**YOUR TASK**
Search the material for "Крапивна" and show all lines that contain it.

(Stored items)
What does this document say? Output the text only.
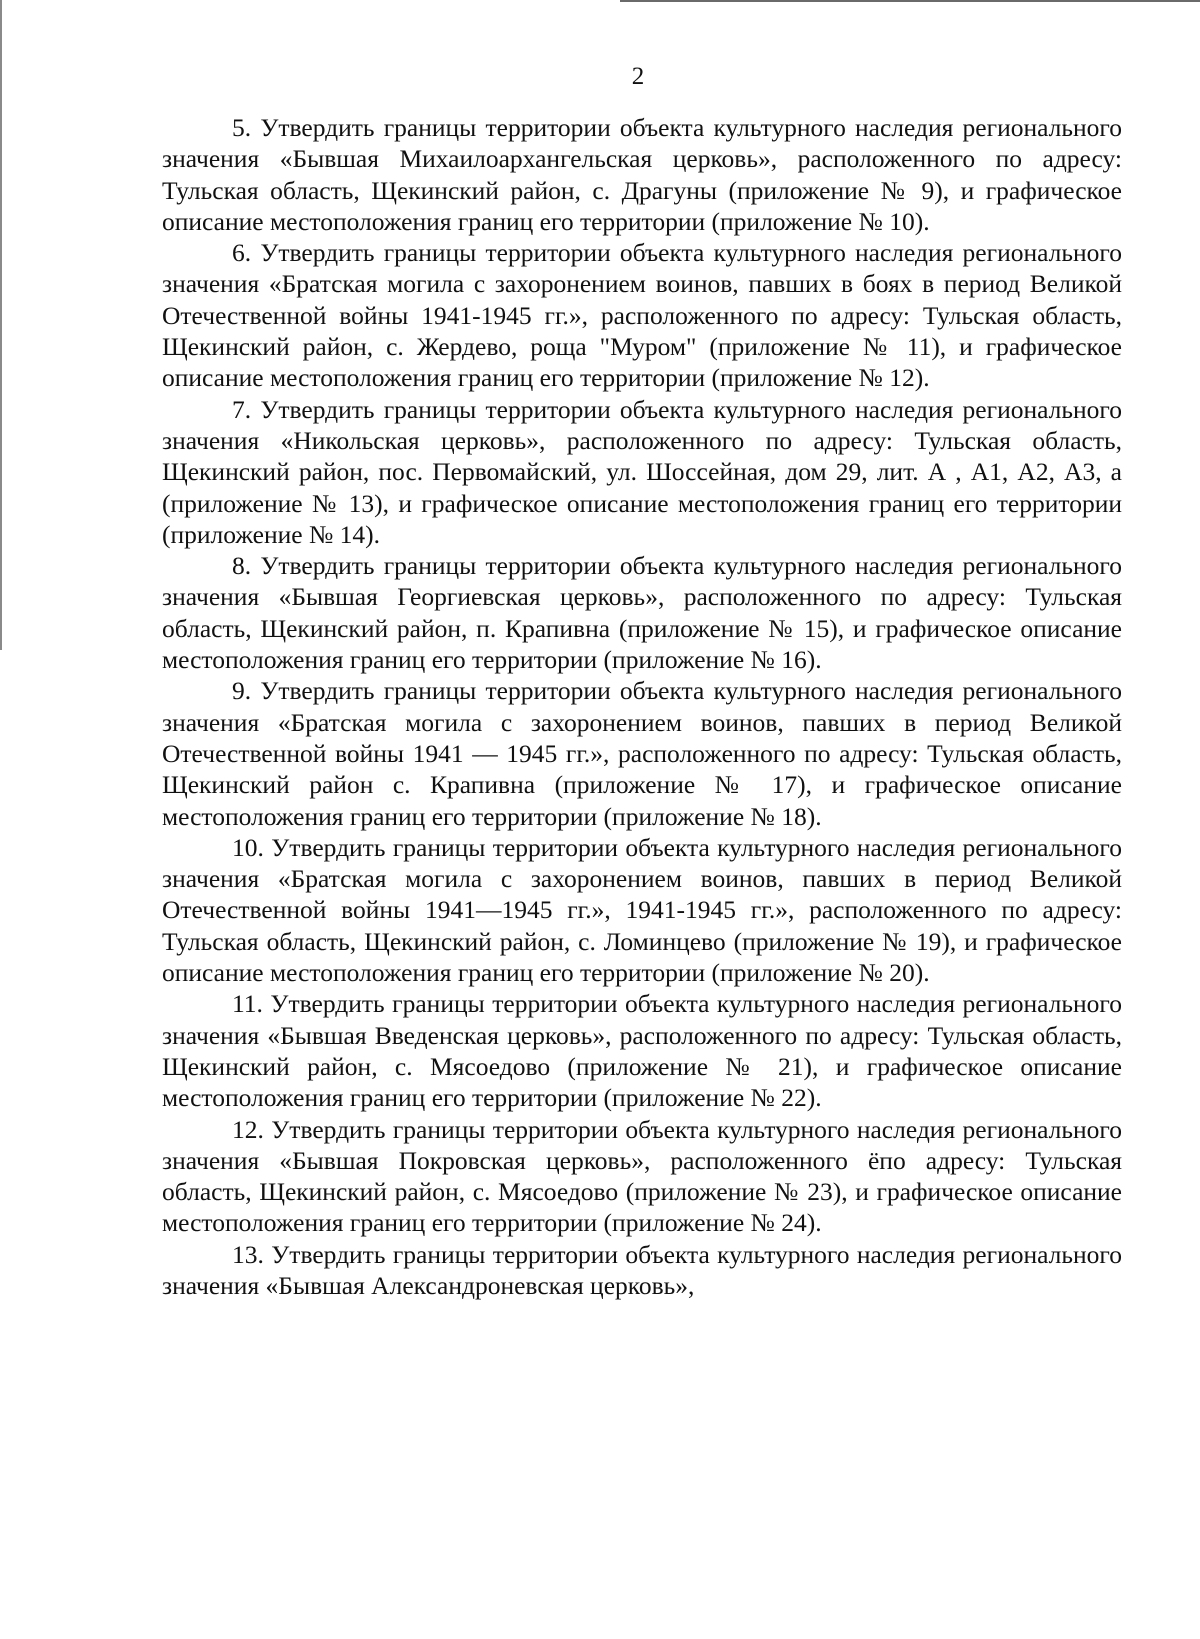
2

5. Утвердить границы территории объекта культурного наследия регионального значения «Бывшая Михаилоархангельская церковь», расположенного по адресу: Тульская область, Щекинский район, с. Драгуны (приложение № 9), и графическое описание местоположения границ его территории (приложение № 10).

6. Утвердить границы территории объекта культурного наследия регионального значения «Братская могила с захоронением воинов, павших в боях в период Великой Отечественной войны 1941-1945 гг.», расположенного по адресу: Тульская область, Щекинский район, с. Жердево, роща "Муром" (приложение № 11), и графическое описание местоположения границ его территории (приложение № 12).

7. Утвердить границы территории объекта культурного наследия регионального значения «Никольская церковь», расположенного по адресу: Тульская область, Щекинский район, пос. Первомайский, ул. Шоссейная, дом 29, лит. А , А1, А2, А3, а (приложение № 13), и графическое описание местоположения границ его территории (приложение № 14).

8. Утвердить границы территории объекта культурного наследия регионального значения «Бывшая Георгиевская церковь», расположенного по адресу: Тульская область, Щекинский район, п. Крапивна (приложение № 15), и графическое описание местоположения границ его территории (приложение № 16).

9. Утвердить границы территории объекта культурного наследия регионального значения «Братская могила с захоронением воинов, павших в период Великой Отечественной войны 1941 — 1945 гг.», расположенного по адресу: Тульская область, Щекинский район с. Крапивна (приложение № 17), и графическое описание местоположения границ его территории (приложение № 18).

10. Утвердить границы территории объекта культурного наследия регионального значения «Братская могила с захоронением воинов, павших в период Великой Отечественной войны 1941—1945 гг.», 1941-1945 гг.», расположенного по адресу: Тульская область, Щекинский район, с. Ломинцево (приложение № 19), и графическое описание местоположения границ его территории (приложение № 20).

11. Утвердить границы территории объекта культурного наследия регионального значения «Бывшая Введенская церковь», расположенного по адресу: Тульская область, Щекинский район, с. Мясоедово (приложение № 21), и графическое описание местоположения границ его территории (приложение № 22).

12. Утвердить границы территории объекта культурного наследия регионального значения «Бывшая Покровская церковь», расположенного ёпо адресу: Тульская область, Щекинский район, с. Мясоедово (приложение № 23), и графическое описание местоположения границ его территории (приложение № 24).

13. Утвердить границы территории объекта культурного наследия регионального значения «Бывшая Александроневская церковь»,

**WRITTEN SOLUTION**
8. Утвердить границы территории объекта культурного наследия регионального значения «Бывшая Георгиевская церковь», расположенного по адресу: Тульская область, Щекинский район, п. Крапивна (приложение № 15), и графическое описание местоположения границ его территории (приложение № 16).
9. Утвердить границы территории объекта культурного наследия регионального значения «Братская могила с захоронением воинов, павших в период Великой Отечественной войны 1941 — 1945 гг.», расположенного по адресу: Тульская область, Щекинский район с. Крапивна (приложение № 17), и графическое описание местоположения границ его территории (приложение № 18).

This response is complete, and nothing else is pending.